Stated problem:
Give the records back in full, exactly as they read.

Figure collection entries:
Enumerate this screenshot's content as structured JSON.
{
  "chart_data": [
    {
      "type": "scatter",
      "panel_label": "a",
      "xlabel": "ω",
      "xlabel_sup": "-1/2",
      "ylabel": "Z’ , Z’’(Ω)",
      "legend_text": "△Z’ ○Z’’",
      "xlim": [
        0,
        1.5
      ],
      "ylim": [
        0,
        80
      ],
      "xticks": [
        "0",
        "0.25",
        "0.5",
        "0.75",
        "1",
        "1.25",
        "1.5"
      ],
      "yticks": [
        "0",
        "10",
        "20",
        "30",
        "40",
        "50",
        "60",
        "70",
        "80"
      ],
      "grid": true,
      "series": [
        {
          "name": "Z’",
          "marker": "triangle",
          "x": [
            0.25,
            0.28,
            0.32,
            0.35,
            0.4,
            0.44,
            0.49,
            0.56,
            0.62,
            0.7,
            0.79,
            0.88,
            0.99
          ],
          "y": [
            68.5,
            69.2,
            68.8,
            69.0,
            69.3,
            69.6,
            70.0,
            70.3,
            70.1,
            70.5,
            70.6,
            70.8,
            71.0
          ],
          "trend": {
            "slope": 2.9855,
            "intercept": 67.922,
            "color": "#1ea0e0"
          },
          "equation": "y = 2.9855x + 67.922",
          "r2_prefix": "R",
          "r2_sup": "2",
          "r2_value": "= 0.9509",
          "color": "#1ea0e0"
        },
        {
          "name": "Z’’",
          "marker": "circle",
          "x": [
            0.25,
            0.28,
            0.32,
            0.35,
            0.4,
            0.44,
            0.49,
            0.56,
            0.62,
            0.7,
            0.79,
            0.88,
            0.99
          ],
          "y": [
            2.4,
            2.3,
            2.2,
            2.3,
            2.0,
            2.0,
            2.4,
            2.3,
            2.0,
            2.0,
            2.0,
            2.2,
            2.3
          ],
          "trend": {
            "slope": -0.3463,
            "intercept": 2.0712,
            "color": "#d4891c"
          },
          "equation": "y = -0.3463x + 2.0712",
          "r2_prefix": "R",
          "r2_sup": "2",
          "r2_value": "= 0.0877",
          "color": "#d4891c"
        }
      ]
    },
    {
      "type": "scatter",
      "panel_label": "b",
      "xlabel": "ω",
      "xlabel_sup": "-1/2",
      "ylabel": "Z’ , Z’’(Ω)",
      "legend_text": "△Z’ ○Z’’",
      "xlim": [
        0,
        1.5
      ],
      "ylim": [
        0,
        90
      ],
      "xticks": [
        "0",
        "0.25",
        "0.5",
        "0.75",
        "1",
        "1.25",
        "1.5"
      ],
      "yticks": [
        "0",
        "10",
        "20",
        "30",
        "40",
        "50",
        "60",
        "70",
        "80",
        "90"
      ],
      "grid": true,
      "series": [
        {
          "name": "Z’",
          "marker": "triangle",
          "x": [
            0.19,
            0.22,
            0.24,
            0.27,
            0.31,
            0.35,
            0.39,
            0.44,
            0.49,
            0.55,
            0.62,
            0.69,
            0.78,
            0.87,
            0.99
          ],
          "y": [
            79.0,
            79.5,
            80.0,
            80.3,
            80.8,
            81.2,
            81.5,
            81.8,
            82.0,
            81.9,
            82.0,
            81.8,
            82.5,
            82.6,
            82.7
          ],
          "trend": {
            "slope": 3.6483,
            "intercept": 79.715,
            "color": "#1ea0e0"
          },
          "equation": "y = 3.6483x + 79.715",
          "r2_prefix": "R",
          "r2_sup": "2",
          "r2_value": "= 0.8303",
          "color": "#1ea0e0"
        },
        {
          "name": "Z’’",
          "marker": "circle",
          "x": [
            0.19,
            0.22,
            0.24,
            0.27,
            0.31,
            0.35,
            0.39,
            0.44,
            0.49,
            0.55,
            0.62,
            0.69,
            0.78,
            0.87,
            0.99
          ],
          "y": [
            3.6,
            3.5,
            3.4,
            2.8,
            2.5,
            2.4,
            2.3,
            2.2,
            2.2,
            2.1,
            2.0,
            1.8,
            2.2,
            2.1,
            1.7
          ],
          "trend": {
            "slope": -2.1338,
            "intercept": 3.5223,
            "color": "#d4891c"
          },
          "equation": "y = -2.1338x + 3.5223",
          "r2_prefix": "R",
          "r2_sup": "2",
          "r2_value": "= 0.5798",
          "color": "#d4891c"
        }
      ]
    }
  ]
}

Response below:
Enumerate this screenshot's content as structured JSON.
{
  "chart_data": [
    {
      "type": "scatter",
      "panel_label": "a",
      "xlabel": "ω",
      "xlabel_sup": "-1/2",
      "ylabel": "Z’ , Z’’(Ω)",
      "legend_text": "△Z’ ○Z’’",
      "xlim": [
        0,
        1.5
      ],
      "ylim": [
        0,
        80
      ],
      "xticks": [
        "0",
        "0.25",
        "0.5",
        "0.75",
        "1",
        "1.25",
        "1.5"
      ],
      "yticks": [
        "0",
        "10",
        "20",
        "30",
        "40",
        "50",
        "60",
        "70",
        "80"
      ],
      "grid": true,
      "series": [
        {
          "name": "Z’",
          "marker": "triangle",
          "x": [
            0.25,
            0.28,
            0.32,
            0.35,
            0.4,
            0.44,
            0.49,
            0.56,
            0.62,
            0.7,
            0.79,
            0.88,
            0.99
          ],
          "y": [
            68.5,
            69.2,
            68.8,
            69.0,
            69.3,
            69.6,
            70.0,
            70.3,
            70.1,
            70.5,
            70.6,
            70.8,
            71.0
          ],
          "trend": {
            "slope": 2.9855,
            "intercept": 67.922,
            "color": "#1ea0e0"
          },
          "equation": "y = 2.9855x + 67.922",
          "r2_prefix": "R",
          "r2_sup": "2",
          "r2_value": "= 0.9509",
          "color": "#1ea0e0"
        },
        {
          "name": "Z’’",
          "marker": "circle",
          "x": [
            0.25,
            0.28,
            0.32,
            0.35,
            0.4,
            0.44,
            0.49,
            0.56,
            0.62,
            0.7,
            0.79,
            0.88,
            0.99
          ],
          "y": [
            2.4,
            2.3,
            2.2,
            2.3,
            2.0,
            2.0,
            2.4,
            2.3,
            2.0,
            2.0,
            2.0,
            2.2,
            2.3
          ],
          "trend": {
            "slope": -0.3463,
            "intercept": 2.0712,
            "color": "#d4891c"
          },
          "equation": "y = -0.3463x + 2.0712",
          "r2_prefix": "R",
          "r2_sup": "2",
          "r2_value": "= 0.0877",
          "color": "#d4891c"
        }
      ]
    },
    {
      "type": "scatter",
      "panel_label": "b",
      "xlabel": "ω",
      "xlabel_sup": "-1/2",
      "ylabel": "Z’ , Z’’(Ω)",
      "legend_text": "△Z’ ○Z’’",
      "xlim": [
        0,
        1.5
      ],
      "ylim": [
        0,
        90
      ],
      "xticks": [
        "0",
        "0.25",
        "0.5",
        "0.75",
        "1",
        "1.25",
        "1.5"
      ],
      "yticks": [
        "0",
        "10",
        "20",
        "30",
        "40",
        "50",
        "60",
        "70",
        "80",
        "90"
      ],
      "grid": true,
      "series": [
        {
          "name": "Z’",
          "marker": "triangle",
          "x": [
            0.19,
            0.22,
            0.24,
            0.27,
            0.31,
            0.35,
            0.39,
            0.44,
            0.49,
            0.55,
            0.62,
            0.69,
            0.78,
            0.87,
            0.99
          ],
          "y": [
            79.0,
            79.5,
            80.0,
            80.3,
            80.8,
            81.2,
            81.5,
            81.8,
            82.0,
            81.9,
            82.0,
            81.8,
            82.5,
            82.6,
            82.7
          ],
          "trend": {
            "slope": 3.6483,
            "intercept": 79.715,
            "color": "#1ea0e0"
          },
          "equation": "y = 3.6483x + 79.715",
          "r2_prefix": "R",
          "r2_sup": "2",
          "r2_value": "= 0.8303",
          "color": "#1ea0e0"
        },
        {
          "name": "Z’’",
          "marker": "circle",
          "x": [
            0.19,
            0.22,
            0.24,
            0.27,
            0.31,
            0.35,
            0.39,
            0.44,
            0.49,
            0.55,
            0.62,
            0.69,
            0.78,
            0.87,
            0.99
          ],
          "y": [
            3.6,
            3.5,
            3.4,
            2.8,
            2.5,
            2.4,
            2.3,
            2.2,
            2.2,
            2.1,
            2.0,
            1.8,
            2.2,
            2.1,
            1.7
          ],
          "trend": {
            "slope": -2.1338,
            "intercept": 3.5223,
            "color": "#d4891c"
          },
          "equation": "y = -2.1338x + 3.5223",
          "r2_prefix": "R",
          "r2_sup": "2",
          "r2_value": "= 0.5798",
          "color": "#d4891c"
        }
      ]
    }
  ]
}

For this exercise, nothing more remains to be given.